INSTRUKSI =>
Kembalikan setiap baris dari semua catatan berikut tanpa mengubah satu karakter pun.

MASUKAN LATIHAN =>
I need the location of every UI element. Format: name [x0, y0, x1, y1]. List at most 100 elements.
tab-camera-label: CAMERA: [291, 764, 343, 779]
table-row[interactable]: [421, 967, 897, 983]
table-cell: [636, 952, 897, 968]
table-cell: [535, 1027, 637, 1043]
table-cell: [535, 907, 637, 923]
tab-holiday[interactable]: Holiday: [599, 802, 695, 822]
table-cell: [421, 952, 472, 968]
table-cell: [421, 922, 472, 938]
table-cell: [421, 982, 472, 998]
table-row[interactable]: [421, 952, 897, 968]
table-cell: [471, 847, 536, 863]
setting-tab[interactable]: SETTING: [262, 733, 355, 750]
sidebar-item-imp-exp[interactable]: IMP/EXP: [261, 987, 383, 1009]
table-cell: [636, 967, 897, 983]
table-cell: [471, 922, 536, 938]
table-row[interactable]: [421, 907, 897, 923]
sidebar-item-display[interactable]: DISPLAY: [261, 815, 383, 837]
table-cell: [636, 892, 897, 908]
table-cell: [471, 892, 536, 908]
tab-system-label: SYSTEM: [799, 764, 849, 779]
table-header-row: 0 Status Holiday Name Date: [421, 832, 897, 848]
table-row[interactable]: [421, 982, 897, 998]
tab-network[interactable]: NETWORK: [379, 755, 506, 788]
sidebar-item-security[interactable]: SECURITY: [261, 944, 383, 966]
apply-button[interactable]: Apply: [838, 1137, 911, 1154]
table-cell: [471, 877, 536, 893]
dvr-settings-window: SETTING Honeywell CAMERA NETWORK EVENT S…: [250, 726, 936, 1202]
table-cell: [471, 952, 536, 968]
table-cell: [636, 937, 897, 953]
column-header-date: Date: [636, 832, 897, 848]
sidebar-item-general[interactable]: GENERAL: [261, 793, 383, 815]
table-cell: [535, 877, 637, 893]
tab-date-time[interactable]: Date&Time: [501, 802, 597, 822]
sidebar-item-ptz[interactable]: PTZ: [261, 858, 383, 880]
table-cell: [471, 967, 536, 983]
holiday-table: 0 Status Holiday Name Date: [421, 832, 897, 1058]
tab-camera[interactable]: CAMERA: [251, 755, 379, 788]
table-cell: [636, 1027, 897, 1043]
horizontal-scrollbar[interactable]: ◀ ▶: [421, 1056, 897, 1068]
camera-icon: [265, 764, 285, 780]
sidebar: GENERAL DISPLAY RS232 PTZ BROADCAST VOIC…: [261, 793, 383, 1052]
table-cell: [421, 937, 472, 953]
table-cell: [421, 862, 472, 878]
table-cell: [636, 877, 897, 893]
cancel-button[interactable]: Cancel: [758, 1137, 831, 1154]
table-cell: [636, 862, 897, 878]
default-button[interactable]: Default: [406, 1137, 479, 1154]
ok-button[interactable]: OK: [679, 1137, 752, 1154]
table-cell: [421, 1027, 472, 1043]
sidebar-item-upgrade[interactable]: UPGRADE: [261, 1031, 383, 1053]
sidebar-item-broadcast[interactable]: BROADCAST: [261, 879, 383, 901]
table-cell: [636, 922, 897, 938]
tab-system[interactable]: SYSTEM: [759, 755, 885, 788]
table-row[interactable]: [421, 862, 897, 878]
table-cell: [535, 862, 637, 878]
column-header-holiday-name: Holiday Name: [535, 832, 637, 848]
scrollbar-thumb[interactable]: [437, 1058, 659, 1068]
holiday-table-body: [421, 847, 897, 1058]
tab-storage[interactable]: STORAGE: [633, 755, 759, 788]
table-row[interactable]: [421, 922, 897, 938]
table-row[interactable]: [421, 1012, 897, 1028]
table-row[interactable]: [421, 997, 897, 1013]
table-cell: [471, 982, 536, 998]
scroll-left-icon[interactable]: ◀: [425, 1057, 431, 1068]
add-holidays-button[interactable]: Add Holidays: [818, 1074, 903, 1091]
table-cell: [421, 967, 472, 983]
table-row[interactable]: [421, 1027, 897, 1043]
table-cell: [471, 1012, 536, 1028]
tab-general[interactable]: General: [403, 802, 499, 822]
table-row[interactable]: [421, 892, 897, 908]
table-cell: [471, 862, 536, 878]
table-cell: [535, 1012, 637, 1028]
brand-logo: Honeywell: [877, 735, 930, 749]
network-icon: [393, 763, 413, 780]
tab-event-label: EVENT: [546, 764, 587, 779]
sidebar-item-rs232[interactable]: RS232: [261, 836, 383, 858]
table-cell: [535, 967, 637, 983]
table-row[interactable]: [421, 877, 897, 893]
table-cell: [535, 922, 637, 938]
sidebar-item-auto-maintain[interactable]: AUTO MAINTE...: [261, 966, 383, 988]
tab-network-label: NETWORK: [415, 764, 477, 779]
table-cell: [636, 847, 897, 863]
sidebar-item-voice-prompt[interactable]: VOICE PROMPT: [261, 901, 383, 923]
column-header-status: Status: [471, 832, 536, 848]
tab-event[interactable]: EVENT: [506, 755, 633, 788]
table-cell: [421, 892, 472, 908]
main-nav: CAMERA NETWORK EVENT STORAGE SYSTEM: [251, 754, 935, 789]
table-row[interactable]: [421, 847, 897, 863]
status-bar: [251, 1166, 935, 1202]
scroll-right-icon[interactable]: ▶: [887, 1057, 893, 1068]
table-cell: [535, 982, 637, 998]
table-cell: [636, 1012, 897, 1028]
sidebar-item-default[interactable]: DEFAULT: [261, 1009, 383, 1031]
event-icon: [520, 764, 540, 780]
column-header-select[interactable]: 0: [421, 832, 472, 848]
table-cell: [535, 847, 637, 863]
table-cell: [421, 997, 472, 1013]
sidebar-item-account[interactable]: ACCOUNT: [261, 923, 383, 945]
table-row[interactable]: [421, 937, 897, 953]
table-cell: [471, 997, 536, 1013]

PENYELESAIAN TUGAS =>
I need the location of every UI element. Format: name [x0, y0, x1, y1]. List at most 100 elements.
tab-camera-label: CAMERA: [291, 764, 343, 779]
table-row[interactable]: [421, 967, 897, 983]
table-cell: [636, 952, 897, 968]
table-cell: [535, 1027, 637, 1043]
table-cell: [535, 907, 637, 923]
tab-holiday[interactable]: Holiday: [599, 802, 695, 822]
table-cell: [421, 952, 472, 968]
table-cell: [421, 922, 472, 938]
table-cell: [421, 982, 472, 998]
table-row[interactable]: [421, 952, 897, 968]
table-cell: [471, 847, 536, 863]
setting-tab[interactable]: SETTING: [262, 733, 355, 750]
sidebar-item-imp-exp[interactable]: IMP/EXP: [261, 987, 383, 1009]
table-cell: [636, 967, 897, 983]
table-cell: [471, 922, 536, 938]
table-row[interactable]: [421, 907, 897, 923]
sidebar-item-display[interactable]: DISPLAY: [261, 815, 383, 837]
table-cell: [636, 892, 897, 908]
table-cell: [471, 892, 536, 908]
tab-system-label: SYSTEM: [799, 764, 849, 779]
table-header-row: 0 Status Holiday Name Date: [421, 832, 897, 848]
table-row[interactable]: [421, 982, 897, 998]
tab-network[interactable]: NETWORK: [379, 755, 506, 788]
sidebar-item-security[interactable]: SECURITY: [261, 944, 383, 966]
apply-button[interactable]: Apply: [838, 1137, 911, 1154]
table-cell: [471, 877, 536, 893]
dvr-settings-window: SETTING Honeywell CAMERA NETWORK EVENT S…: [250, 726, 936, 1202]
table-cell: [471, 952, 536, 968]
table-cell: [636, 937, 897, 953]
column-header-date: Date: [636, 832, 897, 848]
sidebar-item-general[interactable]: GENERAL: [261, 793, 383, 815]
table-cell: [535, 877, 637, 893]
tab-date-time[interactable]: Date&Time: [501, 802, 597, 822]
sidebar-item-ptz[interactable]: PTZ: [261, 858, 383, 880]
table-cell: [471, 967, 536, 983]
holiday-table: 0 Status Holiday Name Date: [421, 832, 897, 1058]
tab-camera[interactable]: CAMERA: [251, 755, 379, 788]
table-cell: [636, 1027, 897, 1043]
horizontal-scrollbar[interactable]: ◀ ▶: [421, 1056, 897, 1068]
camera-icon: [265, 764, 285, 780]
sidebar: GENERAL DISPLAY RS232 PTZ BROADCAST VOIC…: [261, 793, 383, 1052]
table-cell: [421, 937, 472, 953]
table-cell: [421, 862, 472, 878]
table-cell: [636, 877, 897, 893]
cancel-button[interactable]: Cancel: [758, 1137, 831, 1154]
table-cell: [636, 862, 897, 878]
default-button[interactable]: Default: [406, 1137, 479, 1154]
ok-button[interactable]: OK: [679, 1137, 752, 1154]
table-cell: [421, 1027, 472, 1043]
sidebar-item-upgrade[interactable]: UPGRADE: [261, 1031, 383, 1053]
sidebar-item-broadcast[interactable]: BROADCAST: [261, 879, 383, 901]
table-cell: [636, 922, 897, 938]
tab-system[interactable]: SYSTEM: [759, 755, 885, 788]
table-row[interactable]: [421, 862, 897, 878]
table-cell: [535, 862, 637, 878]
column-header-holiday-name: Holiday Name: [535, 832, 637, 848]
scrollbar-thumb[interactable]: [437, 1058, 659, 1068]
holiday-table-body: [421, 847, 897, 1058]
tab-storage[interactable]: STORAGE: [633, 755, 759, 788]
table-row[interactable]: [421, 922, 897, 938]
table-row[interactable]: [421, 1012, 897, 1028]
table-row[interactable]: [421, 997, 897, 1013]
table-cell: [471, 982, 536, 998]
scroll-left-icon[interactable]: ◀: [425, 1057, 431, 1068]
add-holidays-button[interactable]: Add Holidays: [818, 1074, 903, 1091]
table-cell: [421, 967, 472, 983]
table-row[interactable]: [421, 1027, 897, 1043]
table-cell: [471, 1012, 536, 1028]
tab-general[interactable]: General: [403, 802, 499, 822]
table-row[interactable]: [421, 892, 897, 908]
table-cell: [471, 862, 536, 878]
table-cell: [535, 1012, 637, 1028]
brand-logo: Honeywell: [877, 735, 930, 749]
network-icon: [393, 763, 413, 780]
tab-event-label: EVENT: [546, 764, 587, 779]
sidebar-item-rs232[interactable]: RS232: [261, 836, 383, 858]
table-cell: [535, 967, 637, 983]
table-row[interactable]: [421, 877, 897, 893]
table-cell: [535, 922, 637, 938]
sidebar-item-auto-maintain[interactable]: AUTO MAINTE...: [261, 966, 383, 988]
tab-network-label: NETWORK: [415, 764, 477, 779]
table-cell: [636, 847, 897, 863]
sidebar-item-voice-prompt[interactable]: VOICE PROMPT: [261, 901, 383, 923]
column-header-status: Status: [471, 832, 536, 848]
tab-event[interactable]: EVENT: [506, 755, 633, 788]
table-cell: [421, 892, 472, 908]
main-nav: CAMERA NETWORK EVENT STORAGE SYSTEM: [251, 754, 935, 789]
table-row[interactable]: [421, 847, 897, 863]
status-bar: [251, 1166, 935, 1202]
scroll-right-icon[interactable]: ▶: [887, 1057, 893, 1068]
table-cell: [535, 982, 637, 998]
table-cell: [636, 1012, 897, 1028]
sidebar-item-default[interactable]: DEFAULT: [261, 1009, 383, 1031]
event-icon: [520, 764, 540, 780]
column-header-select[interactable]: 0: [421, 832, 472, 848]
table-cell: [535, 847, 637, 863]
table-cell: [421, 997, 472, 1013]
sidebar-item-account[interactable]: ACCOUNT: [261, 923, 383, 945]
table-row[interactable]: [421, 937, 897, 953]
table-cell: [471, 997, 536, 1013]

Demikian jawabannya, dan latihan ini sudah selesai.